[Exercise brief]
Read the material below and count the lines holding the string "hour". Give that count with nothing added.
━━━ Extracted records ━━━
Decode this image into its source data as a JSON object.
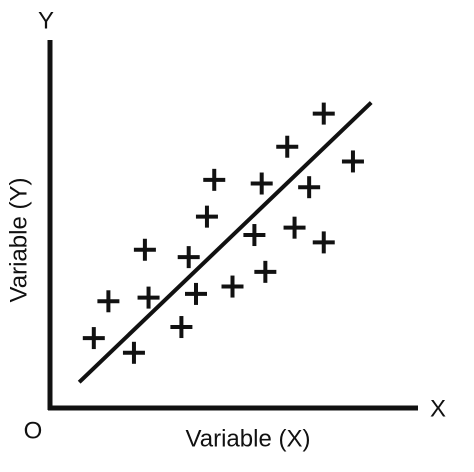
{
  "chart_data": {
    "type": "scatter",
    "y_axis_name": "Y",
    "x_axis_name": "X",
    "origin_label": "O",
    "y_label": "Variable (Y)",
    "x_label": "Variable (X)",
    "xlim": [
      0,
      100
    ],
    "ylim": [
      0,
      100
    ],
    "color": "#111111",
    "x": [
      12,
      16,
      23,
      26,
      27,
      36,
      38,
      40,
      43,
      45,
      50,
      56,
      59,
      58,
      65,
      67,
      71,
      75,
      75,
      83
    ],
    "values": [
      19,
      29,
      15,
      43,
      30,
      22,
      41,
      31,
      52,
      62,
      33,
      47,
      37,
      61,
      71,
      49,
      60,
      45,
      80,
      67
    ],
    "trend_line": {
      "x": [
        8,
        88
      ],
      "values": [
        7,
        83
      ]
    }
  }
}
━━━
━━━ Extracted records ━━━
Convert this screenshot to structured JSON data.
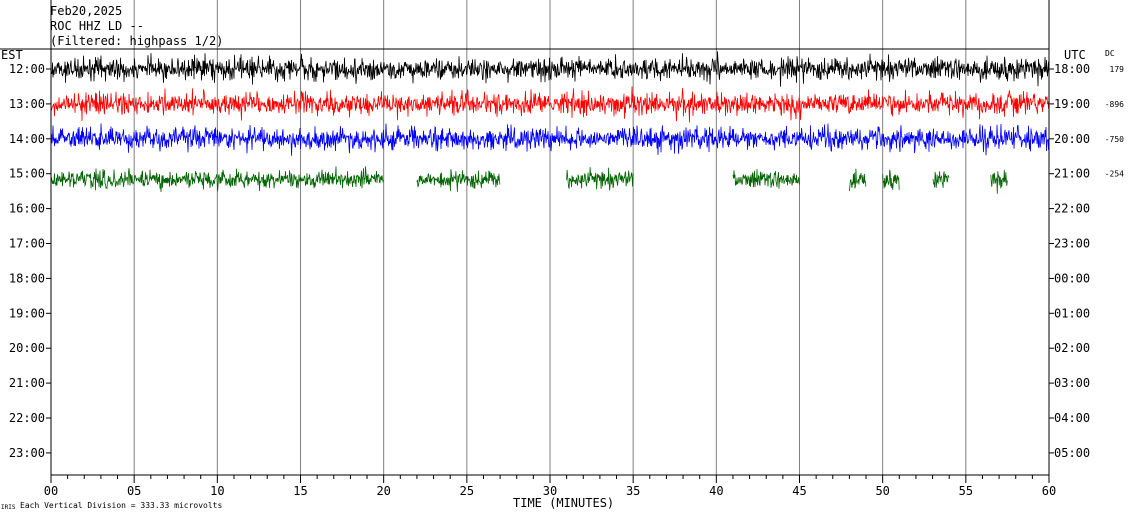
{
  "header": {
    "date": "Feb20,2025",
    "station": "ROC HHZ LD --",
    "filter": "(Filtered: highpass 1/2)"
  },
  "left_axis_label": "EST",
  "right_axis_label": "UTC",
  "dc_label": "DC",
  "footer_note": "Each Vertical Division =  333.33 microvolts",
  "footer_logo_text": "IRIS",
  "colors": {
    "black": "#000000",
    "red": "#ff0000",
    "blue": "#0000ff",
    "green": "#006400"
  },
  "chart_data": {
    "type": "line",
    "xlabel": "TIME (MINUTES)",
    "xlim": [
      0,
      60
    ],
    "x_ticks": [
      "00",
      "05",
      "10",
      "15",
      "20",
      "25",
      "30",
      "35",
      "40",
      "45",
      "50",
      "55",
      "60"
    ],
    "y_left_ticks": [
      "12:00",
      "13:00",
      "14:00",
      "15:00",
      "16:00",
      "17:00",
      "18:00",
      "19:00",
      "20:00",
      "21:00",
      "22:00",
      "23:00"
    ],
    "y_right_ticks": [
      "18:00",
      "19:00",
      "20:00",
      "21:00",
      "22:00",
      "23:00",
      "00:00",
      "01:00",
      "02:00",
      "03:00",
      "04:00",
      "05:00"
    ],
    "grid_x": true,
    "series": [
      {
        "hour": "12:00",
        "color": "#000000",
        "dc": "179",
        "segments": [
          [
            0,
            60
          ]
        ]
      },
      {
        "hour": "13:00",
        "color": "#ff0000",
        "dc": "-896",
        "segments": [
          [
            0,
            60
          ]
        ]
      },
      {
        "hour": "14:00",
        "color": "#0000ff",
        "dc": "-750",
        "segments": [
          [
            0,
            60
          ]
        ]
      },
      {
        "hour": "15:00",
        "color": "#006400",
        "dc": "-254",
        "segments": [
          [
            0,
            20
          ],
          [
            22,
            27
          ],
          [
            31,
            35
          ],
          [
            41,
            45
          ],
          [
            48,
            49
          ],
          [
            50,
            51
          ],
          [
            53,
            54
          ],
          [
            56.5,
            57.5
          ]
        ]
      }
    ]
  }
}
━━━
[Result of this task]
4